Written problem →
Copy each line below exactly and leave the pictures out.

** BEGIN Material supplied **

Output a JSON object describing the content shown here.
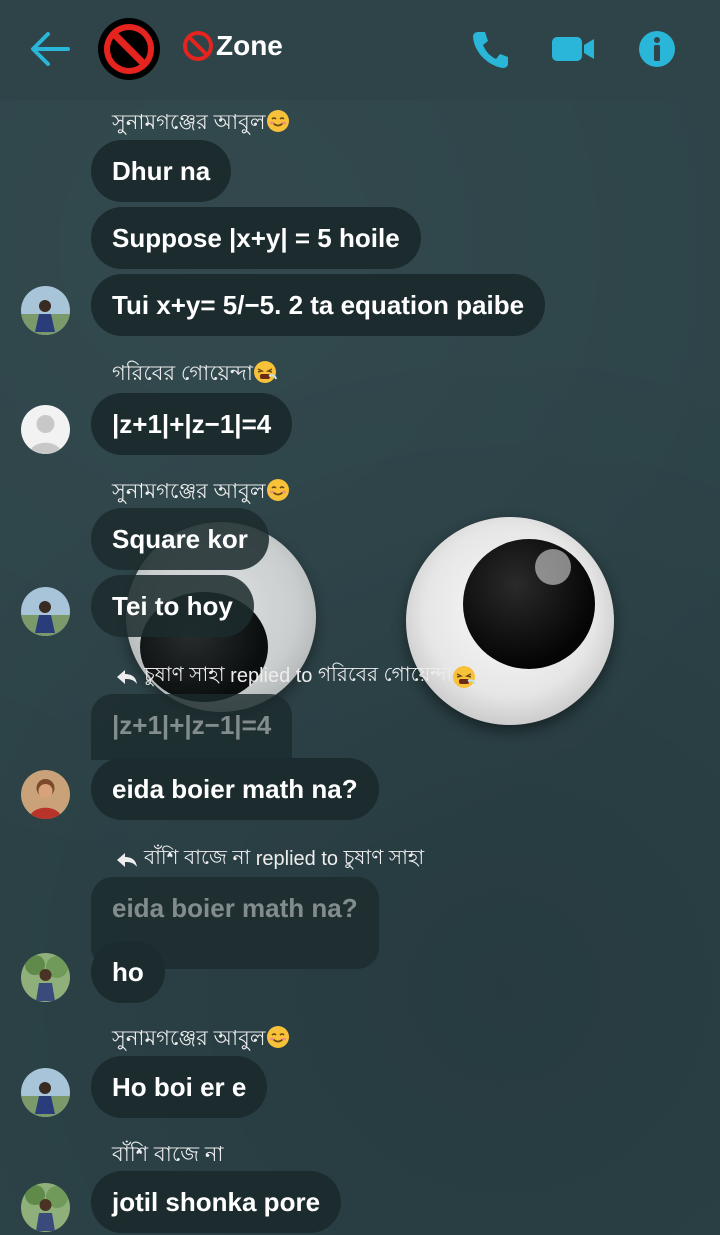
{
  "header": {
    "title": "Zone",
    "title_prefix_icon": "no-entry-icon"
  },
  "messages": [
    {
      "sender": "সুনামগঞ্জের আবুল",
      "lines": [
        "Dhur na",
        "Suppose |x+y| = 5 hoile",
        "Tui x+y= 5/−5. 2 ta equation paibe"
      ]
    },
    {
      "sender": "গরিবের গোয়েন্দা",
      "lines": [
        "|z+1|+|z−1|=4"
      ]
    },
    {
      "sender": "সুনামগঞ্জের আবুল",
      "lines": [
        "Square kor",
        "Tei to hoy"
      ]
    },
    {
      "reply": {
        "who": "চুষাণ সাহা",
        "verb": "replied to",
        "to": "গরিবের গোয়েন্দা",
        "quoted": "|z+1|+|z−1|=4"
      },
      "lines": [
        "eida  boier math na?"
      ]
    },
    {
      "reply": {
        "who": "বাঁশি বাজে না",
        "verb": "replied to",
        "to": "চুষাণ সাহা",
        "quoted": "eida  boier math na?"
      },
      "lines": [
        "ho"
      ]
    },
    {
      "sender": "সুনামগঞ্জের আবুল",
      "lines": [
        "Ho boi er e"
      ]
    },
    {
      "sender": "বাঁশি বাজে না",
      "lines": [
        "jotil shonka pore"
      ]
    }
  ],
  "colors": {
    "accent": "#29b6d8",
    "background": "#2c4348",
    "bubble": "#1c2b2d"
  }
}
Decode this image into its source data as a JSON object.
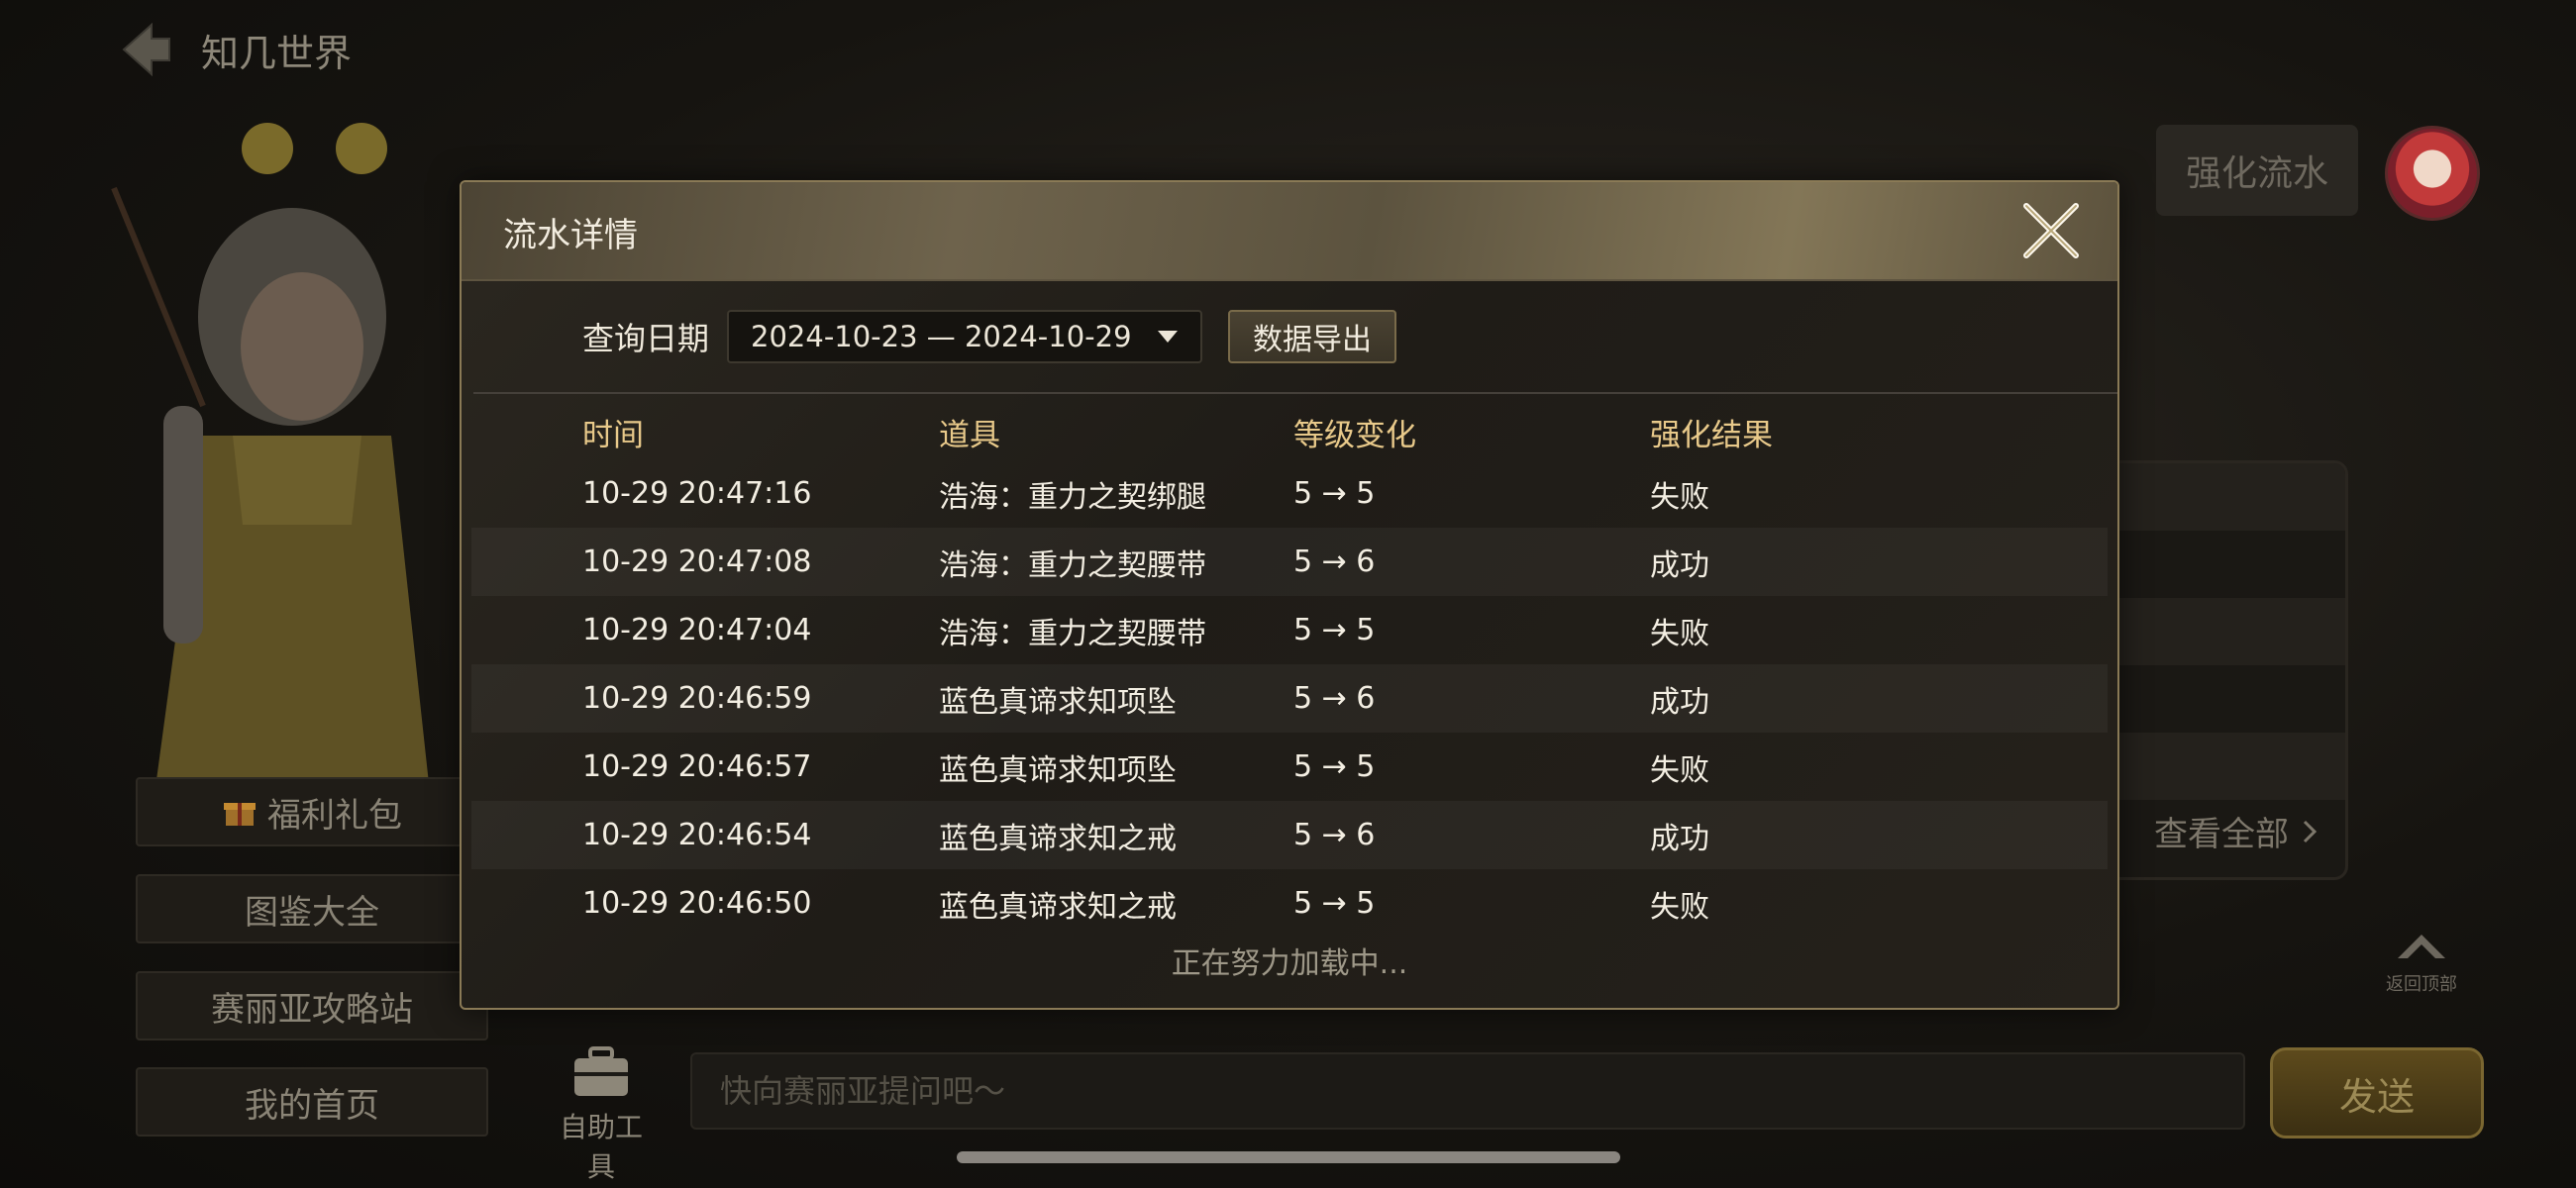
{
  "app": {
    "title": "知几世界",
    "strengthen_button": "强化流水",
    "side_buttons": [
      "福利礼包",
      "图鉴大全",
      "赛丽亚攻略站",
      "我的首页"
    ],
    "view_all": "查看全部",
    "back_to_top": "返回顶部",
    "tool_label": "自助工具",
    "ask_placeholder": "快向赛丽亚提问吧～",
    "send_button": "发送"
  },
  "modal": {
    "title": "流水详情",
    "filter_label": "查询日期",
    "date_range": "2024-10-23 — 2024-10-29",
    "export_button": "数据导出",
    "columns": [
      "时间",
      "道具",
      "等级变化",
      "强化结果"
    ],
    "rows": [
      {
        "time": "10-29 20:47:16",
        "item": "浩海：重力之契绑腿",
        "level": "5 → 5",
        "result": "失败"
      },
      {
        "time": "10-29 20:47:08",
        "item": "浩海：重力之契腰带",
        "level": "5 → 6",
        "result": "成功"
      },
      {
        "time": "10-29 20:47:04",
        "item": "浩海：重力之契腰带",
        "level": "5 → 5",
        "result": "失败"
      },
      {
        "time": "10-29 20:46:59",
        "item": "蓝色真谛求知项坠",
        "level": "5 → 6",
        "result": "成功"
      },
      {
        "time": "10-29 20:46:57",
        "item": "蓝色真谛求知项坠",
        "level": "5 → 5",
        "result": "失败"
      },
      {
        "time": "10-29 20:46:54",
        "item": "蓝色真谛求知之戒",
        "level": "5 → 6",
        "result": "成功"
      },
      {
        "time": "10-29 20:46:50",
        "item": "蓝色真谛求知之戒",
        "level": "5 → 5",
        "result": "失败"
      }
    ],
    "loading_text": "正在努力加载中..."
  },
  "colors": {
    "accent_gold": "#e8c98a",
    "modal_border": "#8a7a56"
  }
}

** END Material supplied **

Answer in full →
Output a JSON object describing the content shown here.
{
  "header": {
    "title": "Zone",
    "title_prefix_icon": "no-entry-icon"
  },
  "messages": [
    {
      "sender": "সুনামগঞ্জের আবুল",
      "lines": [
        "Dhur na",
        "Suppose |x+y| = 5 hoile",
        "Tui x+y= 5/−5. 2 ta equation paibe"
      ]
    },
    {
      "sender": "গরিবের গোয়েন্দা",
      "lines": [
        "|z+1|+|z−1|=4"
      ]
    },
    {
      "sender": "সুনামগঞ্জের আবুল",
      "lines": [
        "Square kor",
        "Tei to hoy"
      ]
    },
    {
      "reply": {
        "who": "চুষাণ সাহা",
        "verb": "replied to",
        "to": "গরিবের গোয়েন্দা",
        "quoted": "|z+1|+|z−1|=4"
      },
      "lines": [
        "eida  boier math na?"
      ]
    },
    {
      "reply": {
        "who": "বাঁশি বাজে না",
        "verb": "replied to",
        "to": "চুষাণ সাহা",
        "quoted": "eida  boier math na?"
      },
      "lines": [
        "ho"
      ]
    },
    {
      "sender": "সুনামগঞ্জের আবুল",
      "lines": [
        "Ho boi er e"
      ]
    },
    {
      "sender": "বাঁশি বাজে না",
      "lines": [
        "jotil shonka pore"
      ]
    }
  ],
  "colors": {
    "accent": "#29b6d8",
    "background": "#2c4348",
    "bubble": "#1c2b2d"
  }
}
Decode this image into its source data as a JSON object.
{
  "app": {
    "title": "知几世界",
    "strengthen_button": "强化流水",
    "side_buttons": [
      "福利礼包",
      "图鉴大全",
      "赛丽亚攻略站",
      "我的首页"
    ],
    "view_all": "查看全部",
    "back_to_top": "返回顶部",
    "tool_label": "自助工具",
    "ask_placeholder": "快向赛丽亚提问吧～",
    "send_button": "发送"
  },
  "modal": {
    "title": "流水详情",
    "filter_label": "查询日期",
    "date_range": "2024-10-23 — 2024-10-29",
    "export_button": "数据导出",
    "columns": [
      "时间",
      "道具",
      "等级变化",
      "强化结果"
    ],
    "rows": [
      {
        "time": "10-29 20:47:16",
        "item": "浩海：重力之契绑腿",
        "level": "5 → 5",
        "result": "失败"
      },
      {
        "time": "10-29 20:47:08",
        "item": "浩海：重力之契腰带",
        "level": "5 → 6",
        "result": "成功"
      },
      {
        "time": "10-29 20:47:04",
        "item": "浩海：重力之契腰带",
        "level": "5 → 5",
        "result": "失败"
      },
      {
        "time": "10-29 20:46:59",
        "item": "蓝色真谛求知项坠",
        "level": "5 → 6",
        "result": "成功"
      },
      {
        "time": "10-29 20:46:57",
        "item": "蓝色真谛求知项坠",
        "level": "5 → 5",
        "result": "失败"
      },
      {
        "time": "10-29 20:46:54",
        "item": "蓝色真谛求知之戒",
        "level": "5 → 6",
        "result": "成功"
      },
      {
        "time": "10-29 20:46:50",
        "item": "蓝色真谛求知之戒",
        "level": "5 → 5",
        "result": "失败"
      }
    ],
    "loading_text": "正在努力加载中..."
  },
  "colors": {
    "accent_gold": "#e8c98a",
    "modal_border": "#8a7a56"
  }
}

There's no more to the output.